■ REQUEST
Write the records below out again exactly as given, with no images.

■ ENTRIES SUPPLIED
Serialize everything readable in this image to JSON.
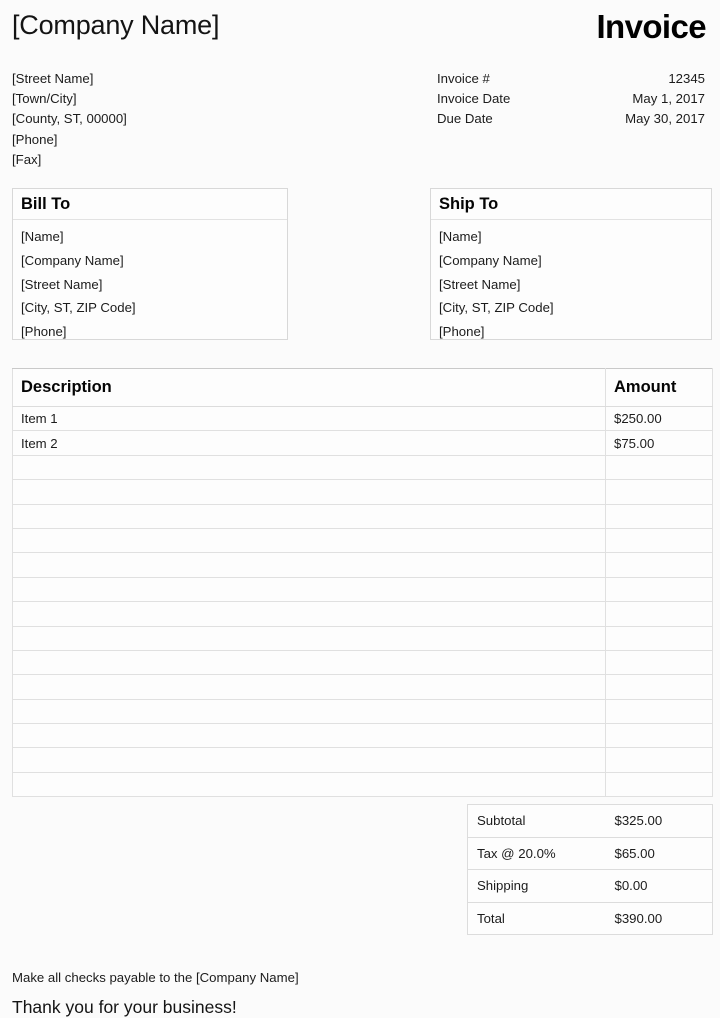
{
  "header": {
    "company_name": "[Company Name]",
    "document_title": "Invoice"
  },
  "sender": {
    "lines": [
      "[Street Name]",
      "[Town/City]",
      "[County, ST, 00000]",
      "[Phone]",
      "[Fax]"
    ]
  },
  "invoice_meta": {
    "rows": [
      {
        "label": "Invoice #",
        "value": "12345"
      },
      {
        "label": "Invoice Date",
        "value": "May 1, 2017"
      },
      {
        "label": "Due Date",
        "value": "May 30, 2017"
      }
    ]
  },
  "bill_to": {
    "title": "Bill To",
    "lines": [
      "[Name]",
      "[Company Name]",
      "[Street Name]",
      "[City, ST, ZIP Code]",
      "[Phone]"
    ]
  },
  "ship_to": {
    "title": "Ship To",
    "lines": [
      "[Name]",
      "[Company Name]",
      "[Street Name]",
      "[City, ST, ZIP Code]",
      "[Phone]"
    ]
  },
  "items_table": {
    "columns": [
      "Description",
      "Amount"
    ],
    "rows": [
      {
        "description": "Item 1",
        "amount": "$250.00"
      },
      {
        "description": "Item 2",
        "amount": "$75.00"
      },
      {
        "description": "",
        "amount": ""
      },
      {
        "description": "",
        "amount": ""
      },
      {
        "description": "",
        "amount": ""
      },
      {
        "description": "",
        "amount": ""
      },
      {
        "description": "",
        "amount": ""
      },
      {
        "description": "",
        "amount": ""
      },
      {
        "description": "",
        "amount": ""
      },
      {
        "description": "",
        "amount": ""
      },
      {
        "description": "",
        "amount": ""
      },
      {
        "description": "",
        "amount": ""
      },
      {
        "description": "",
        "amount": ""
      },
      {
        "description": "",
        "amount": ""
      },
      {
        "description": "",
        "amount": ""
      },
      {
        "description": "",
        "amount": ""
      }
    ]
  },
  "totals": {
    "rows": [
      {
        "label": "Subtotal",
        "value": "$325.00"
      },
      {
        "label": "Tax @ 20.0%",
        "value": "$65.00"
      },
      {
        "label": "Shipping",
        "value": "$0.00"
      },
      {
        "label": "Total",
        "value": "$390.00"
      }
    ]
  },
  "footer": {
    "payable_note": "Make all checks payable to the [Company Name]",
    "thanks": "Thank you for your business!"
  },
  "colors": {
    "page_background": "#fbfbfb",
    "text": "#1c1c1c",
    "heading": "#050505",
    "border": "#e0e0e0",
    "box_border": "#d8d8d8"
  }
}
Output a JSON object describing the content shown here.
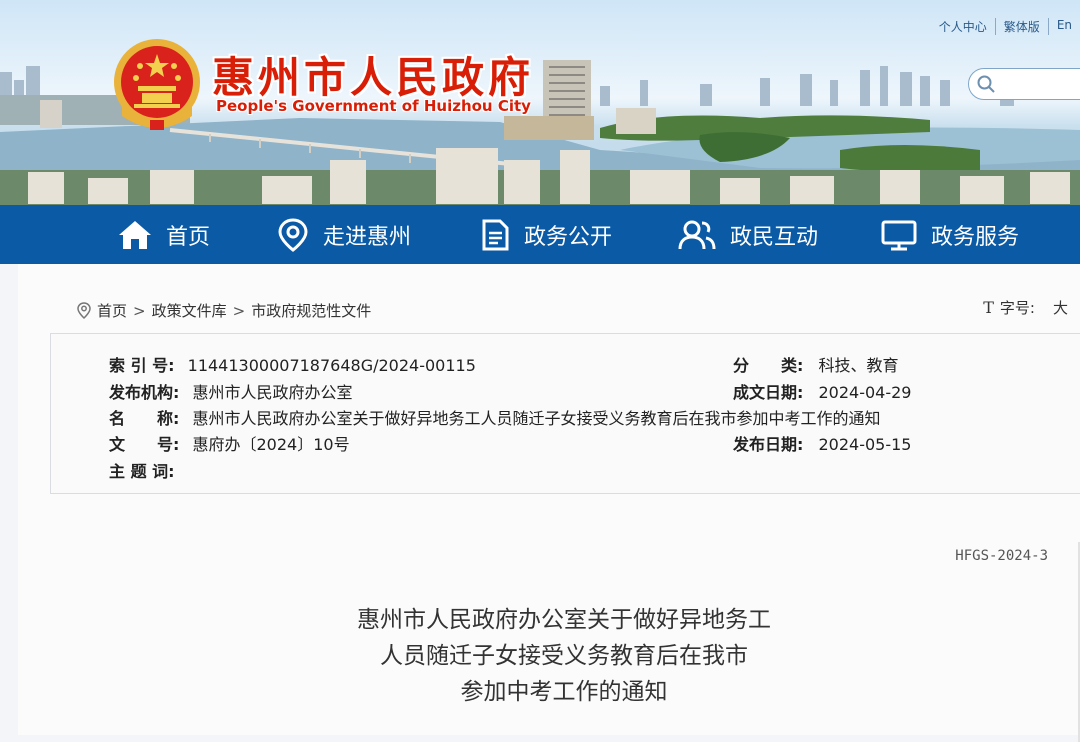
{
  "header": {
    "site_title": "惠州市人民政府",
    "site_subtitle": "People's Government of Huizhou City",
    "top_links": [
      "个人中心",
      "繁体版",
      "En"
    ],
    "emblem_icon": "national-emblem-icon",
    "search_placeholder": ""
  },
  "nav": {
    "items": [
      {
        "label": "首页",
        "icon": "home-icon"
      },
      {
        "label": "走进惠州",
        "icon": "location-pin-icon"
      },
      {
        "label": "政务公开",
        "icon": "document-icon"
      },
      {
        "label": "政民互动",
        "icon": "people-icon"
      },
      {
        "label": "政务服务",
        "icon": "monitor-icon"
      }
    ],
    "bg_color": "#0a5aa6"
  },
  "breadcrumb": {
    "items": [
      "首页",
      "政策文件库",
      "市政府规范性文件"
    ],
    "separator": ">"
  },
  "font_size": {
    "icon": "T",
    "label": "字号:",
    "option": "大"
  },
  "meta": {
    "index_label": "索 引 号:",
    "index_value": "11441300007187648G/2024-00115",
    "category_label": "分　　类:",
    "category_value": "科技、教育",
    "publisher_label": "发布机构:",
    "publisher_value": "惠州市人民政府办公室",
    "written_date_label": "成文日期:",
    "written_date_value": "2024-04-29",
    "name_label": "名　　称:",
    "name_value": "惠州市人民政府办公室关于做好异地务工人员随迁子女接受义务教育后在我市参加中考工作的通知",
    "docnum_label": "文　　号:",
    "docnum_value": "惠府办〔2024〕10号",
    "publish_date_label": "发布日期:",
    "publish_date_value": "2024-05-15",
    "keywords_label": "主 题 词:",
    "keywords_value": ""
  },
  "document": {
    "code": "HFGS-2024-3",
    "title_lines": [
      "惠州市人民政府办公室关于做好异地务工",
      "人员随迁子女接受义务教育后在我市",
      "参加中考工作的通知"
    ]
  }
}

■ REPLY
Serialize everything readable in this image to JSON.
{
  "header": {
    "company_name": "[Company Name]",
    "document_title": "Invoice"
  },
  "sender": {
    "lines": [
      "[Street Name]",
      "[Town/City]",
      "[County, ST, 00000]",
      "[Phone]",
      "[Fax]"
    ]
  },
  "invoice_meta": {
    "rows": [
      {
        "label": "Invoice #",
        "value": "12345"
      },
      {
        "label": "Invoice Date",
        "value": "May 1, 2017"
      },
      {
        "label": "Due Date",
        "value": "May 30, 2017"
      }
    ]
  },
  "bill_to": {
    "title": "Bill To",
    "lines": [
      "[Name]",
      "[Company Name]",
      "[Street Name]",
      "[City, ST, ZIP Code]",
      "[Phone]"
    ]
  },
  "ship_to": {
    "title": "Ship To",
    "lines": [
      "[Name]",
      "[Company Name]",
      "[Street Name]",
      "[City, ST, ZIP Code]",
      "[Phone]"
    ]
  },
  "items_table": {
    "columns": [
      "Description",
      "Amount"
    ],
    "rows": [
      {
        "description": "Item 1",
        "amount": "$250.00"
      },
      {
        "description": "Item 2",
        "amount": "$75.00"
      },
      {
        "description": "",
        "amount": ""
      },
      {
        "description": "",
        "amount": ""
      },
      {
        "description": "",
        "amount": ""
      },
      {
        "description": "",
        "amount": ""
      },
      {
        "description": "",
        "amount": ""
      },
      {
        "description": "",
        "amount": ""
      },
      {
        "description": "",
        "amount": ""
      },
      {
        "description": "",
        "amount": ""
      },
      {
        "description": "",
        "amount": ""
      },
      {
        "description": "",
        "amount": ""
      },
      {
        "description": "",
        "amount": ""
      },
      {
        "description": "",
        "amount": ""
      },
      {
        "description": "",
        "amount": ""
      },
      {
        "description": "",
        "amount": ""
      }
    ]
  },
  "totals": {
    "rows": [
      {
        "label": "Subtotal",
        "value": "$325.00"
      },
      {
        "label": "Tax @ 20.0%",
        "value": "$65.00"
      },
      {
        "label": "Shipping",
        "value": "$0.00"
      },
      {
        "label": "Total",
        "value": "$390.00"
      }
    ]
  },
  "footer": {
    "payable_note": "Make all checks payable to the [Company Name]",
    "thanks": "Thank you for your business!"
  },
  "colors": {
    "page_background": "#fbfbfb",
    "text": "#1c1c1c",
    "heading": "#050505",
    "border": "#e0e0e0",
    "box_border": "#d8d8d8"
  }
}
Output a JSON object describing the content shown here.
{
  "header": {
    "site_title": "惠州市人民政府",
    "site_subtitle": "People's Government of Huizhou City",
    "top_links": [
      "个人中心",
      "繁体版",
      "En"
    ],
    "emblem_icon": "national-emblem-icon",
    "search_placeholder": ""
  },
  "nav": {
    "items": [
      {
        "label": "首页",
        "icon": "home-icon"
      },
      {
        "label": "走进惠州",
        "icon": "location-pin-icon"
      },
      {
        "label": "政务公开",
        "icon": "document-icon"
      },
      {
        "label": "政民互动",
        "icon": "people-icon"
      },
      {
        "label": "政务服务",
        "icon": "monitor-icon"
      }
    ],
    "bg_color": "#0a5aa6"
  },
  "breadcrumb": {
    "items": [
      "首页",
      "政策文件库",
      "市政府规范性文件"
    ],
    "separator": ">"
  },
  "font_size": {
    "icon": "T",
    "label": "字号:",
    "option": "大"
  },
  "meta": {
    "index_label": "索 引 号:",
    "index_value": "11441300007187648G/2024-00115",
    "category_label": "分　　类:",
    "category_value": "科技、教育",
    "publisher_label": "发布机构:",
    "publisher_value": "惠州市人民政府办公室",
    "written_date_label": "成文日期:",
    "written_date_value": "2024-04-29",
    "name_label": "名　　称:",
    "name_value": "惠州市人民政府办公室关于做好异地务工人员随迁子女接受义务教育后在我市参加中考工作的通知",
    "docnum_label": "文　　号:",
    "docnum_value": "惠府办〔2024〕10号",
    "publish_date_label": "发布日期:",
    "publish_date_value": "2024-05-15",
    "keywords_label": "主 题 词:",
    "keywords_value": ""
  },
  "document": {
    "code": "HFGS-2024-3",
    "title_lines": [
      "惠州市人民政府办公室关于做好异地务工",
      "人员随迁子女接受义务教育后在我市",
      "参加中考工作的通知"
    ]
  }
}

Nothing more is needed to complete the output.